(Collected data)
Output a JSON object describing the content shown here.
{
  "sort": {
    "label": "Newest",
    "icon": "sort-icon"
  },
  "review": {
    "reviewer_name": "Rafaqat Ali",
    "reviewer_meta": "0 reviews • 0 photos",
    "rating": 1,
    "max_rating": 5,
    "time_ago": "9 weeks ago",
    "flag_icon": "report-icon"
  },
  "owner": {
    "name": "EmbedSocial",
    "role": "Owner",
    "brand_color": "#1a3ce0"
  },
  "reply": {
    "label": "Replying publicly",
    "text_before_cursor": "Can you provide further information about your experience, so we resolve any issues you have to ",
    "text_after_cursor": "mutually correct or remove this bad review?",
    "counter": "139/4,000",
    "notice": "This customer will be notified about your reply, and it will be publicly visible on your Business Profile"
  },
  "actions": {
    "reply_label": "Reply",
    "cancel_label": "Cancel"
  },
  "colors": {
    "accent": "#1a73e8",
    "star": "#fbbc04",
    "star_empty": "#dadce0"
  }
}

▶ _BRIEF_
Go through the data and return every record exactly.

▶ _SOLUTION TO THE EXERCISE_
Output a JSON object describing the content shown here.
{
  "sort": {
    "label": "Newest",
    "icon": "sort-icon"
  },
  "review": {
    "reviewer_name": "Rafaqat Ali",
    "reviewer_meta": "0 reviews • 0 photos",
    "rating": 1,
    "max_rating": 5,
    "time_ago": "9 weeks ago",
    "flag_icon": "report-icon"
  },
  "owner": {
    "name": "EmbedSocial",
    "role": "Owner",
    "brand_color": "#1a3ce0"
  },
  "reply": {
    "label": "Replying publicly",
    "text_before_cursor": "Can you provide further information about your experience, so we resolve any issues you have to ",
    "text_after_cursor": "mutually correct or remove this bad review?",
    "counter": "139/4,000",
    "notice": "This customer will be notified about your reply, and it will be publicly visible on your Business Profile"
  },
  "actions": {
    "reply_label": "Reply",
    "cancel_label": "Cancel"
  },
  "colors": {
    "accent": "#1a73e8",
    "star": "#fbbc04",
    "star_empty": "#dadce0"
  }
}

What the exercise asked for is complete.